# TASK DIRECTIONS
Switch "bbox" to "bounding box" in the lines from the first one through the line holding "374, 474, 388]", inclusive, and write out only those lines, otherwise unchanged.

[start INPUT RECORDS]

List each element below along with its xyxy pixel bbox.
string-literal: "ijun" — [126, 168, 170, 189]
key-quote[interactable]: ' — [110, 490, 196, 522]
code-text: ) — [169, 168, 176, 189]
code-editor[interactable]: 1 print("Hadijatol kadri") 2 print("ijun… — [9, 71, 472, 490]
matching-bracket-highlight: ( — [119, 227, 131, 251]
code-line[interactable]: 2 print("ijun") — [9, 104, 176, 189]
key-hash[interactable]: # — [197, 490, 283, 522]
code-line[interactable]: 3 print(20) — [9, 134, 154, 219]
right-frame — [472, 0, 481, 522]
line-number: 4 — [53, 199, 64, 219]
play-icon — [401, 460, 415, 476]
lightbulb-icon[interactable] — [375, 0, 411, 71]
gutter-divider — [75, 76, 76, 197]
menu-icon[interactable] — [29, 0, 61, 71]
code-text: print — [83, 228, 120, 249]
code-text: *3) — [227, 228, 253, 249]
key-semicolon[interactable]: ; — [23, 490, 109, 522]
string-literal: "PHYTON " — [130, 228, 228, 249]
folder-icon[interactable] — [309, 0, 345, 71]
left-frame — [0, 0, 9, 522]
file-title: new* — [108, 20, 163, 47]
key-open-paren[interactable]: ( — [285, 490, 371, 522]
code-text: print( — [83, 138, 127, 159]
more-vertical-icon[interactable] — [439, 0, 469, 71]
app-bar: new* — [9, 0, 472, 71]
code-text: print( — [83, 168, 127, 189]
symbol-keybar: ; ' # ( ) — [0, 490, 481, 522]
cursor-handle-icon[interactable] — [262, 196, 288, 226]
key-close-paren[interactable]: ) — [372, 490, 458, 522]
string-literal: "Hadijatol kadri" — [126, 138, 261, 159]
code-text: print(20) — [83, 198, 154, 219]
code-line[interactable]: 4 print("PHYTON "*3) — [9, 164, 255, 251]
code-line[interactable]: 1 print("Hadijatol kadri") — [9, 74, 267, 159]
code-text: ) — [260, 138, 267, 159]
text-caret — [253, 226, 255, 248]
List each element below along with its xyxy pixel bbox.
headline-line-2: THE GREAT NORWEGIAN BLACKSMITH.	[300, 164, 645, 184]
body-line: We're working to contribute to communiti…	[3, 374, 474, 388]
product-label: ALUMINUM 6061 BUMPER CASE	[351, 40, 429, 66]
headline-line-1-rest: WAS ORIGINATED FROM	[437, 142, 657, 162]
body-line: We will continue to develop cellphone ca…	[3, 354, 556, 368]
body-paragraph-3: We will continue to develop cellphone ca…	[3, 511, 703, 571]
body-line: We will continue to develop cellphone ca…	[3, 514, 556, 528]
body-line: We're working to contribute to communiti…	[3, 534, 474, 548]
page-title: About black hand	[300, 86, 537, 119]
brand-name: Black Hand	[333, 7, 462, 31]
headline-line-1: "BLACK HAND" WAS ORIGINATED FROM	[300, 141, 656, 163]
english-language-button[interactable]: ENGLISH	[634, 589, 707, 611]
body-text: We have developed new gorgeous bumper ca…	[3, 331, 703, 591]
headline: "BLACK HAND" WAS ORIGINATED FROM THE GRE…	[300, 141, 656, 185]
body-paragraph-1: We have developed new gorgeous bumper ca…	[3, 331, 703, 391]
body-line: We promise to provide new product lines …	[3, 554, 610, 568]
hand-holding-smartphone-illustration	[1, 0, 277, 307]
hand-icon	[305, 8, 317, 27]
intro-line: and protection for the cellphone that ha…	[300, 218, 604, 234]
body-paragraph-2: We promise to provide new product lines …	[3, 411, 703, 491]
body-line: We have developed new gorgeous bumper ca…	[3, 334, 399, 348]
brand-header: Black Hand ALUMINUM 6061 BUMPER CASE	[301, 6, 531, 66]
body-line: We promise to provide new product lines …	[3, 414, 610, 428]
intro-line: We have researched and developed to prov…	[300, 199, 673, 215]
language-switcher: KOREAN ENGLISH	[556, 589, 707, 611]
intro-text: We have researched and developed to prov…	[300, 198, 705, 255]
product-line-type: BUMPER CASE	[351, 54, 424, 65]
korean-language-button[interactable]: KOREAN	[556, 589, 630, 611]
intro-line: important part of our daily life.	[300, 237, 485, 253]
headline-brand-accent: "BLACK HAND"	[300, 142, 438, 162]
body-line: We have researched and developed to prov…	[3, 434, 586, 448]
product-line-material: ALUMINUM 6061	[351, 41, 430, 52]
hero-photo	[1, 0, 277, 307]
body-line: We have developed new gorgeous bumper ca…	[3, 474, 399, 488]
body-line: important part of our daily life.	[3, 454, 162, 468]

[end INPUT RECORDS]

# FULL SOLUTION
List each element below along with its xyxy pixel bounding box.
string-literal: "ijun" — [126, 168, 170, 189]
key-quote[interactable]: ' — [110, 490, 196, 522]
code-text: ) — [169, 168, 176, 189]
code-editor[interactable]: 1 print("Hadijatol kadri") 2 print("ijun… — [9, 71, 472, 490]
matching-bracket-highlight: ( — [119, 227, 131, 251]
code-line[interactable]: 2 print("ijun") — [9, 104, 176, 189]
key-hash[interactable]: # — [197, 490, 283, 522]
code-line[interactable]: 3 print(20) — [9, 134, 154, 219]
right-frame — [472, 0, 481, 522]
line-number: 4 — [53, 199, 64, 219]
play-icon — [401, 460, 415, 476]
lightbulb-icon[interactable] — [375, 0, 411, 71]
gutter-divider — [75, 76, 76, 197]
menu-icon[interactable] — [29, 0, 61, 71]
code-text: print — [83, 228, 120, 249]
code-text: *3) — [227, 228, 253, 249]
key-semicolon[interactable]: ; — [23, 490, 109, 522]
string-literal: "PHYTON " — [130, 228, 228, 249]
folder-icon[interactable] — [309, 0, 345, 71]
left-frame — [0, 0, 9, 522]
file-title: new* — [108, 20, 163, 47]
key-open-paren[interactable]: ( — [285, 490, 371, 522]
code-text: print( — [83, 138, 127, 159]
more-vertical-icon[interactable] — [439, 0, 469, 71]
app-bar: new* — [9, 0, 472, 71]
code-text: print( — [83, 168, 127, 189]
symbol-keybar: ; ' # ( ) — [0, 490, 481, 522]
cursor-handle-icon[interactable] — [262, 196, 288, 226]
key-close-paren[interactable]: ) — [372, 490, 458, 522]
string-literal: "Hadijatol kadri" — [126, 138, 261, 159]
code-text: print(20) — [83, 198, 154, 219]
code-line[interactable]: 4 print("PHYTON "*3) — [9, 164, 255, 251]
code-line[interactable]: 1 print("Hadijatol kadri") — [9, 74, 267, 159]
code-text: ) — [260, 138, 267, 159]
text-caret — [253, 226, 255, 248]
List each element below along with its xyxy pixel bounding box.
headline-line-2: THE GREAT NORWEGIAN BLACKSMITH.	[300, 164, 645, 184]
body-line: We're working to contribute to communiti…	[3, 374, 474, 388]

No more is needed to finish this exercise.